Aim of the task —
Look through the material below for "properties". Copy every line that contains it.

Excerpted records —
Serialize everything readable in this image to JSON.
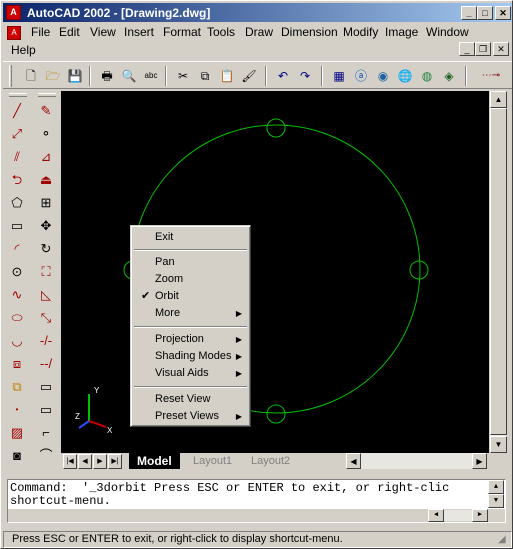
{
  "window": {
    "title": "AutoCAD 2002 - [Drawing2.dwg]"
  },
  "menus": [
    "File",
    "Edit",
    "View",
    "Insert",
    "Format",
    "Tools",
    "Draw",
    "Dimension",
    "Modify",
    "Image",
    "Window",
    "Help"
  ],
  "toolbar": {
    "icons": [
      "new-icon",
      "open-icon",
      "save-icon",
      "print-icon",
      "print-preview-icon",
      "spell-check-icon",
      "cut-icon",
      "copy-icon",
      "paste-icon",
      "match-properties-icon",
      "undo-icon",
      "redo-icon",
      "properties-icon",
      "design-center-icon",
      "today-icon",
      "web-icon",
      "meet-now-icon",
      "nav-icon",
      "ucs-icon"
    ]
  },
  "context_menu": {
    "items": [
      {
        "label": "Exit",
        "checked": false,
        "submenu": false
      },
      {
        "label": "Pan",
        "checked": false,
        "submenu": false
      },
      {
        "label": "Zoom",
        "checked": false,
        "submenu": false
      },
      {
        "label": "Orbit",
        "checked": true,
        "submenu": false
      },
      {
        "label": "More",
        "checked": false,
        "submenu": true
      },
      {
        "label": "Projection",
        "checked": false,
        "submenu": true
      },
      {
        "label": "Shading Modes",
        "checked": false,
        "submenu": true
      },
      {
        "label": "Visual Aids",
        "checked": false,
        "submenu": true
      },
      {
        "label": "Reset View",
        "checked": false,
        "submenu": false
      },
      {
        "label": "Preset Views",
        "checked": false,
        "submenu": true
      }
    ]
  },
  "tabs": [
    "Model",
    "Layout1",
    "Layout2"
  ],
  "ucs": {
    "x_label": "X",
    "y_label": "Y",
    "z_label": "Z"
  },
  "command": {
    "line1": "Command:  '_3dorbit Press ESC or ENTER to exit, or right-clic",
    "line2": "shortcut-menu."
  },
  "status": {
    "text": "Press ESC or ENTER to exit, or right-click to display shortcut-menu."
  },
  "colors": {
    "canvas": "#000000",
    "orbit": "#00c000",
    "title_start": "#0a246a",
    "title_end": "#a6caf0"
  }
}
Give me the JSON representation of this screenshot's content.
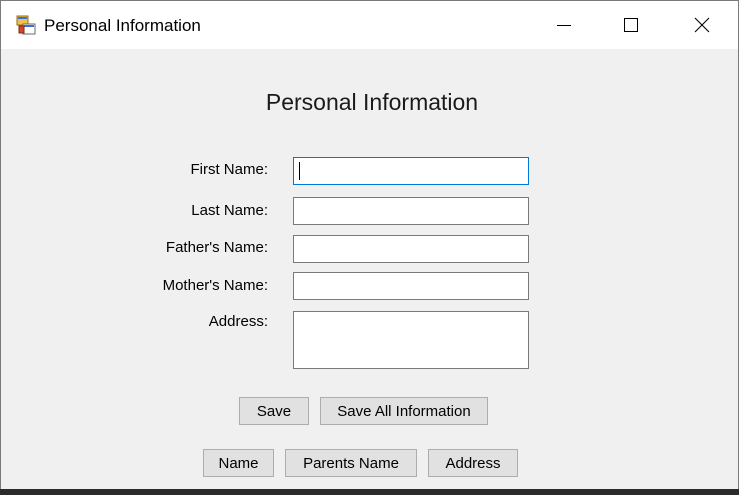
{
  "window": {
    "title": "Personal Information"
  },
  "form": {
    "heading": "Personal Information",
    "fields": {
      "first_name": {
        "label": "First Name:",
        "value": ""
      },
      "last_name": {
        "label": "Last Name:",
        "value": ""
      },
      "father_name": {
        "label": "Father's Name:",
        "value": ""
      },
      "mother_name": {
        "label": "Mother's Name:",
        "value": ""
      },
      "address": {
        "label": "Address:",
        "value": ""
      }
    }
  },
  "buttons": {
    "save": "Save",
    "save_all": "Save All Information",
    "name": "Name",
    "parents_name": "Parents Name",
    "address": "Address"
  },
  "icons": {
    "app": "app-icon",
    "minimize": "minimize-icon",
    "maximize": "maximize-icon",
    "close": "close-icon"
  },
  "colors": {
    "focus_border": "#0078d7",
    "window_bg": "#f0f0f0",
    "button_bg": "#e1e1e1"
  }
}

Right answer —
      "match-properties-icon",
      "properties-icon",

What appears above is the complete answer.